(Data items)
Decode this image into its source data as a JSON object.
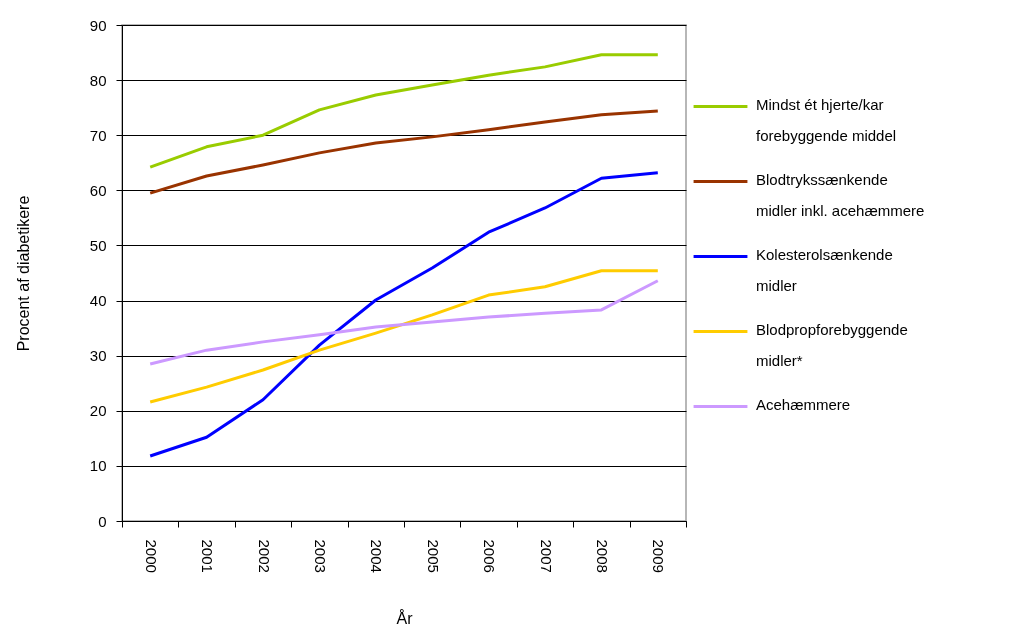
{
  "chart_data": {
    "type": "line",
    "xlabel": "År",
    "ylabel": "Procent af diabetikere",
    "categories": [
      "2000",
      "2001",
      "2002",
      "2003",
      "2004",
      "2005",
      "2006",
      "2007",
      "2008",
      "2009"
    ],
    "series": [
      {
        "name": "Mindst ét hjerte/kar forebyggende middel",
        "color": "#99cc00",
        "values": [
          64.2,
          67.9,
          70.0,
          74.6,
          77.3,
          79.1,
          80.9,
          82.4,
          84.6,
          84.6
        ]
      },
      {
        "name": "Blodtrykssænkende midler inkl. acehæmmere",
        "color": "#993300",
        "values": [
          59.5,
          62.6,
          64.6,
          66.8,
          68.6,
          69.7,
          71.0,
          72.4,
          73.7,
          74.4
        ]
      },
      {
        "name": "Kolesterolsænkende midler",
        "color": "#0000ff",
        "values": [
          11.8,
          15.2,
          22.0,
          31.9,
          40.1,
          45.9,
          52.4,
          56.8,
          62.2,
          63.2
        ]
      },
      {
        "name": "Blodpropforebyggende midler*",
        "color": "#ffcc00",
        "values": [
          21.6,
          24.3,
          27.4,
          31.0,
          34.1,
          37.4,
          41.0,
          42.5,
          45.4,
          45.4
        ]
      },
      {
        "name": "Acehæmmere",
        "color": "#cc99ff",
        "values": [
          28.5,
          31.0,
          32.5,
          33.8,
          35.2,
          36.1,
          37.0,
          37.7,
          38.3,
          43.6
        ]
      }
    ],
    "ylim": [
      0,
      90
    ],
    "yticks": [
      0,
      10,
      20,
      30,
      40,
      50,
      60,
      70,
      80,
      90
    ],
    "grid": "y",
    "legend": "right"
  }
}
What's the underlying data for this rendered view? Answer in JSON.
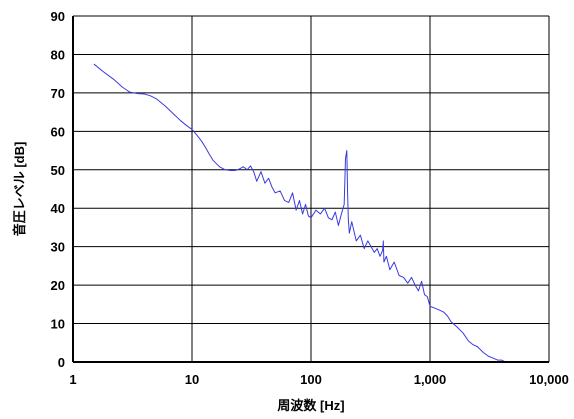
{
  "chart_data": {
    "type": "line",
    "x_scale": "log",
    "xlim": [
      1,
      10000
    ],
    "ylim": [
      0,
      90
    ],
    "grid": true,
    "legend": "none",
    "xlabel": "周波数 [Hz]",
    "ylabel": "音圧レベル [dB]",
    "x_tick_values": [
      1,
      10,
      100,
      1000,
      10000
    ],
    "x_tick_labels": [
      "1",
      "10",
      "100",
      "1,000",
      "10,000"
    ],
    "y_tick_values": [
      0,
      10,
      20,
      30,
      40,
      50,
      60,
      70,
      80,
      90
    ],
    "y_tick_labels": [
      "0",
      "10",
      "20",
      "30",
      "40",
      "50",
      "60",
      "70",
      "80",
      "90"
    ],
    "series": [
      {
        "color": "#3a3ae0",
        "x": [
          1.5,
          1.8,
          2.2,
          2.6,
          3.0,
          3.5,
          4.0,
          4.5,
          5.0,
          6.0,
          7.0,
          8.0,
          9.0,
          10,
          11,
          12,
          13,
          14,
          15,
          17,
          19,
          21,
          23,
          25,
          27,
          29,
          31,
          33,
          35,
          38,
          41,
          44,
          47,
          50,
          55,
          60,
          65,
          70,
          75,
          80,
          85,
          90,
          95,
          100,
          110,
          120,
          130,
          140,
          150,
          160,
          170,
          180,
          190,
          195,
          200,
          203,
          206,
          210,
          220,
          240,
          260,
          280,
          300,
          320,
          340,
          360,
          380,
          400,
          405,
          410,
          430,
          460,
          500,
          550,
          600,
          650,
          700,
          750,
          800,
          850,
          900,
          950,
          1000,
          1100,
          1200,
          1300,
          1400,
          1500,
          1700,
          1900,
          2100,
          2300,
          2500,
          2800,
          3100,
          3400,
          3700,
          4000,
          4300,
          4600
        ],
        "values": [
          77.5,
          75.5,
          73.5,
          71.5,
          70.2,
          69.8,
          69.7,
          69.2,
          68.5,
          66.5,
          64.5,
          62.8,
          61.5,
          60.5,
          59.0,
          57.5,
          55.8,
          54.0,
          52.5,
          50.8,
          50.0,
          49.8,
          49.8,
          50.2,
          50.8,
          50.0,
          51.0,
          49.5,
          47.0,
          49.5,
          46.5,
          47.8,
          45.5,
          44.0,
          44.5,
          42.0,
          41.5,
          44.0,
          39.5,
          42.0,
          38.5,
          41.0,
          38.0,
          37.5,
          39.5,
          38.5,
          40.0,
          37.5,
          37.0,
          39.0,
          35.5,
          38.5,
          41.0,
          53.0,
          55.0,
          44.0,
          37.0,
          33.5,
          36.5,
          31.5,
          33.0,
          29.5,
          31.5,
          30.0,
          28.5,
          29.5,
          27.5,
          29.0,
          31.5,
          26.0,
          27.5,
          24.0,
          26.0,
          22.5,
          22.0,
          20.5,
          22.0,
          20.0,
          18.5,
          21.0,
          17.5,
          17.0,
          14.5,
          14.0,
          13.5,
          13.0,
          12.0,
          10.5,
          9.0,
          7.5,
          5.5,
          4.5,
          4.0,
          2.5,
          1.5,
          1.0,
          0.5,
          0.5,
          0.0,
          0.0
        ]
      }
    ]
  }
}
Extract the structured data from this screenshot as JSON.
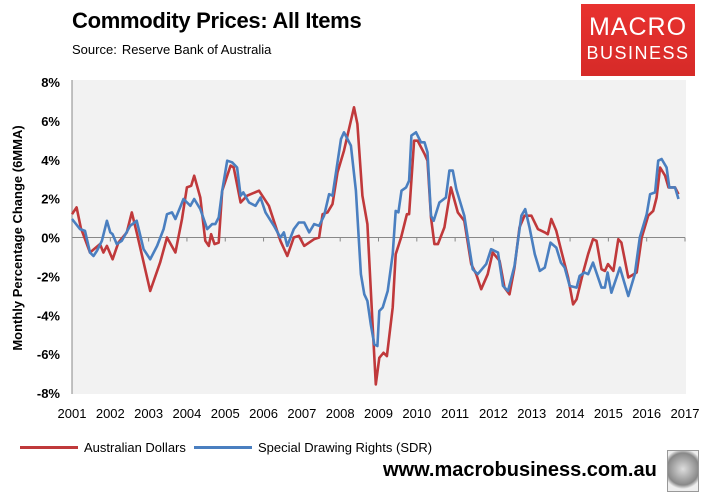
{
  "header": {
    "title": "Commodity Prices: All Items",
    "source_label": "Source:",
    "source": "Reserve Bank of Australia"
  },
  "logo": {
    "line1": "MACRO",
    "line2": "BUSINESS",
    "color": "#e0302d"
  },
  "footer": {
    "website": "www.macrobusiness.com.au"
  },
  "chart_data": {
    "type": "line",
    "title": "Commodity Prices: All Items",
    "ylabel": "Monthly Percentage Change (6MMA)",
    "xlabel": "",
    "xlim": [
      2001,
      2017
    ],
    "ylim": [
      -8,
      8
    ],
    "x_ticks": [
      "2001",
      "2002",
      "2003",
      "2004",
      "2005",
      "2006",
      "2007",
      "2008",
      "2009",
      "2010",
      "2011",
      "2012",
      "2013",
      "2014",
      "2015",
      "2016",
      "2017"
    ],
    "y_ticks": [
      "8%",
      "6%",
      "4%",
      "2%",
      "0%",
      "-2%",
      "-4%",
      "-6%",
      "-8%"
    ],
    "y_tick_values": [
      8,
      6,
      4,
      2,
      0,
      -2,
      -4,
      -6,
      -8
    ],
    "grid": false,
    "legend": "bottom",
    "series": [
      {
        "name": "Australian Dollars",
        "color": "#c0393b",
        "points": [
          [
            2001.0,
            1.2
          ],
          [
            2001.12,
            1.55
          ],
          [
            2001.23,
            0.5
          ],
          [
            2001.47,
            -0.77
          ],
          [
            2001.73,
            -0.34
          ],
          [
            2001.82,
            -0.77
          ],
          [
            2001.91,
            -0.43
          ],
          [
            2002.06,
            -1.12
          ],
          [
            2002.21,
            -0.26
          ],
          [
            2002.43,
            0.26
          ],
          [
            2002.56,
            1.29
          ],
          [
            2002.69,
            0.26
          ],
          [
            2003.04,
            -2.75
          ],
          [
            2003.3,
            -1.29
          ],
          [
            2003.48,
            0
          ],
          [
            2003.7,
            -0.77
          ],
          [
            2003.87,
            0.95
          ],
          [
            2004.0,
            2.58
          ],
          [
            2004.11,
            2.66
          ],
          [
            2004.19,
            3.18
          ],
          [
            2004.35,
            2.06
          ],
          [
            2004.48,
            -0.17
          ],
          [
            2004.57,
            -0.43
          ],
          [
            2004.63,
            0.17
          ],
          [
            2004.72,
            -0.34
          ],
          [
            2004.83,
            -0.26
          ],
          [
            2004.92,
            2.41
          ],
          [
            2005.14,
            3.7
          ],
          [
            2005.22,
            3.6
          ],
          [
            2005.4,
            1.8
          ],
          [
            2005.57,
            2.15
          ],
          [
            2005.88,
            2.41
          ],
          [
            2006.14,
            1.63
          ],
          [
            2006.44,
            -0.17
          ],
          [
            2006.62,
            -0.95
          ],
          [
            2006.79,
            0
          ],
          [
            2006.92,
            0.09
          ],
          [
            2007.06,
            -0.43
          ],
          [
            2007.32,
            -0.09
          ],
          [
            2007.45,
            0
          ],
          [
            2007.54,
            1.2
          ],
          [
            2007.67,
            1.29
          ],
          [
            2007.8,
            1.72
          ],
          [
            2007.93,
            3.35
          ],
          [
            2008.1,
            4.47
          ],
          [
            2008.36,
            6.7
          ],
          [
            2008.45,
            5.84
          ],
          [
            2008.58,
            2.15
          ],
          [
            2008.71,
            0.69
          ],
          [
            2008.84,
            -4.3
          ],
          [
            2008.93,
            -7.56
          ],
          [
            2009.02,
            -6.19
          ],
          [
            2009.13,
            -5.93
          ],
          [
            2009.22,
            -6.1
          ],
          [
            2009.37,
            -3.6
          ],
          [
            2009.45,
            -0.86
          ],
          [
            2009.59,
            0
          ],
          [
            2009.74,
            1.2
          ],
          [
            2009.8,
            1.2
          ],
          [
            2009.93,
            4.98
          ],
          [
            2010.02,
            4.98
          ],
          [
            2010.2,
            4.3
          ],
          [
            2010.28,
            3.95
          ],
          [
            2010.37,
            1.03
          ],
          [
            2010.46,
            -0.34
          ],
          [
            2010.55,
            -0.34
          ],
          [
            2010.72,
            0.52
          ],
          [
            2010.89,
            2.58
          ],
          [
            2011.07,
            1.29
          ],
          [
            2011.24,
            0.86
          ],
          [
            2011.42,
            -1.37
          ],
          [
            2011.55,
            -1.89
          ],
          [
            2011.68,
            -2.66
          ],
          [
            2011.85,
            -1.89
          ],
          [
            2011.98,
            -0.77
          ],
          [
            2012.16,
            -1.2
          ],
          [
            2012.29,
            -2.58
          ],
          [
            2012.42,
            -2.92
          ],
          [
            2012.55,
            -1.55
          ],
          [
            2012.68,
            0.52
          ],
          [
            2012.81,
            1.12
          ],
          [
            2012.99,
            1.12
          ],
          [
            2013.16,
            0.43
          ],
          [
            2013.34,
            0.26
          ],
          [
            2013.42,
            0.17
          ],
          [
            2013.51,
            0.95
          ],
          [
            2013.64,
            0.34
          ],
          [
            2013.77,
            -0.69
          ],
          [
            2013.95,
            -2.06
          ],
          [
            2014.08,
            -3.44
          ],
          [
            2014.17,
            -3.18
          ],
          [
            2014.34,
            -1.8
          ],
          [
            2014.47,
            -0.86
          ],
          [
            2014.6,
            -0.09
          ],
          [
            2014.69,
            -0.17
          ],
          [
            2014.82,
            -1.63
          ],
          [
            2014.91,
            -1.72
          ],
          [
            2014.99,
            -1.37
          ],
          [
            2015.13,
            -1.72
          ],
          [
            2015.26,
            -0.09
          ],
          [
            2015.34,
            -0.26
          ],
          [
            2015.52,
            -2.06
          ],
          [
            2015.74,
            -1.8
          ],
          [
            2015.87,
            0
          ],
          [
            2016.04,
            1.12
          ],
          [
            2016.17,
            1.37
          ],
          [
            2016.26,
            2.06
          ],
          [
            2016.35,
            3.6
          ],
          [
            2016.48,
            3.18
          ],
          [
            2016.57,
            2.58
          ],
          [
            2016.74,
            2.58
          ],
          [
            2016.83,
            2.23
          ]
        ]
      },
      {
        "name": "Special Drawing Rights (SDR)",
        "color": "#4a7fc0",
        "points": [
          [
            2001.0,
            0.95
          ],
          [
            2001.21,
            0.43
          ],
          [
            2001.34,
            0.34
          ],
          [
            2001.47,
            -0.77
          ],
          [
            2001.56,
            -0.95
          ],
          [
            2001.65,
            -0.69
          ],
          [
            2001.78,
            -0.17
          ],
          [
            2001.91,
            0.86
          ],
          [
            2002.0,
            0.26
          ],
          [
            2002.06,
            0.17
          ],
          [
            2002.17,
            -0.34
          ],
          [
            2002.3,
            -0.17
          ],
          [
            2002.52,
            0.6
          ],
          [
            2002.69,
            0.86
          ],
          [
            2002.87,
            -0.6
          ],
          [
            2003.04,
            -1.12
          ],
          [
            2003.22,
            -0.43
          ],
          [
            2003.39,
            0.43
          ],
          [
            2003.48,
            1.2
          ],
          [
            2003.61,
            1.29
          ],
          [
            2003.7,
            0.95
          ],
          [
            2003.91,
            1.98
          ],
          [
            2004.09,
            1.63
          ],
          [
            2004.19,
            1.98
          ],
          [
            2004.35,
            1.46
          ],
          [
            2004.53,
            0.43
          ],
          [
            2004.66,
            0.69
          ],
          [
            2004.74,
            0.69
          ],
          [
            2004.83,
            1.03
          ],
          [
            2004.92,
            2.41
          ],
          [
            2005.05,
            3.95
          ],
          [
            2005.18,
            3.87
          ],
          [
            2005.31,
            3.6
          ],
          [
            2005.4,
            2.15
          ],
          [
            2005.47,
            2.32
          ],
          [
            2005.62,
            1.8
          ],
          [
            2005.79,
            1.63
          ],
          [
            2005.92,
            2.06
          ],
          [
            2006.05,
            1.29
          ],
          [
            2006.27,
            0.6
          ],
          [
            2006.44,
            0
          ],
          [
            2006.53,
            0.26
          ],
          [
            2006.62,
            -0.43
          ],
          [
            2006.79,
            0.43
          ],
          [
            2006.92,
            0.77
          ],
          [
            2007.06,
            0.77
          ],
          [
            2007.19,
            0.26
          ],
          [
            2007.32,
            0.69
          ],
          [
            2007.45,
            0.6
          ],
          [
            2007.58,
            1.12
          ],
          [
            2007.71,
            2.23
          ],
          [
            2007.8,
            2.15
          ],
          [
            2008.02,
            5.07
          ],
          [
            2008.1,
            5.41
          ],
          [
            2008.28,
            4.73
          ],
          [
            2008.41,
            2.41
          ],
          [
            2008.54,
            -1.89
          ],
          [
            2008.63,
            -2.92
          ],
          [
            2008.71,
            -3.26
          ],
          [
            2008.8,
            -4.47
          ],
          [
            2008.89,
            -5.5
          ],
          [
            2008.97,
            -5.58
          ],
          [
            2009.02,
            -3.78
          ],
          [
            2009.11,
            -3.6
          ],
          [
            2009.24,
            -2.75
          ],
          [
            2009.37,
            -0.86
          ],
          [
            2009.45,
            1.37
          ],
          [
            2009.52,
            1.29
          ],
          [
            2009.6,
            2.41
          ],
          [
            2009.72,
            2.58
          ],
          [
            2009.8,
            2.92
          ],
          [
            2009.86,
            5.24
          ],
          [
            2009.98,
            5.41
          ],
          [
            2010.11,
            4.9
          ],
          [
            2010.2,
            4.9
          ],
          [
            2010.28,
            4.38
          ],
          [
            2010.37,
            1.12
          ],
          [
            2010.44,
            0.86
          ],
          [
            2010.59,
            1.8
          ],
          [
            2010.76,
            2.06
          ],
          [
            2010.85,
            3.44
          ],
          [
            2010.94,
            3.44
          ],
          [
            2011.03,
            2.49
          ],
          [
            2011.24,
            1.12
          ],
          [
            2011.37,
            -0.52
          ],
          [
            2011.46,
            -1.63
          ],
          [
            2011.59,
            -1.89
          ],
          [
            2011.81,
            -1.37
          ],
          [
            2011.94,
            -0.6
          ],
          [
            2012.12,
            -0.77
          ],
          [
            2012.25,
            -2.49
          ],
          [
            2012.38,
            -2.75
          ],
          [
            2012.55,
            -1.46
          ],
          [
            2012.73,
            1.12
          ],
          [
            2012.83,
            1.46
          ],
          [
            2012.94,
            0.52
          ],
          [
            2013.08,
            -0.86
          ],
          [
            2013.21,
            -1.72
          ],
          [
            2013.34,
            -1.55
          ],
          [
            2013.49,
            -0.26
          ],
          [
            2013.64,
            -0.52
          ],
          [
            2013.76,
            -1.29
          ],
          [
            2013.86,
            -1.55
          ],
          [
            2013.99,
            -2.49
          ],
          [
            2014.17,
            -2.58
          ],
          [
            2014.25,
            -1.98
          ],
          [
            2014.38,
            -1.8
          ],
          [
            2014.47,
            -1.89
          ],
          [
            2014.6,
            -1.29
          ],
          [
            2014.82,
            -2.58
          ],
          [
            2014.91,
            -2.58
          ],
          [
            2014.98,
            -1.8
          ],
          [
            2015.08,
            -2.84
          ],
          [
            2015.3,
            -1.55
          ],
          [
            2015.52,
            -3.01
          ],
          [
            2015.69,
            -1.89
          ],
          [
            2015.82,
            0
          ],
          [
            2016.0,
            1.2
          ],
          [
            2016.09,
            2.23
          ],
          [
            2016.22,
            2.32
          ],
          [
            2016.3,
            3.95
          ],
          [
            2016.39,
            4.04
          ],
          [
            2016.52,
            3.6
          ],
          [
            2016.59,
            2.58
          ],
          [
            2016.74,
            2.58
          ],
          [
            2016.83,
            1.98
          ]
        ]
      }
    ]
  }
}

> [AIM OF THE EXERCISE] What is the number of lines above that hold the string "this"? Answer with that number alone.

> [REPLY TO THE TASK] 3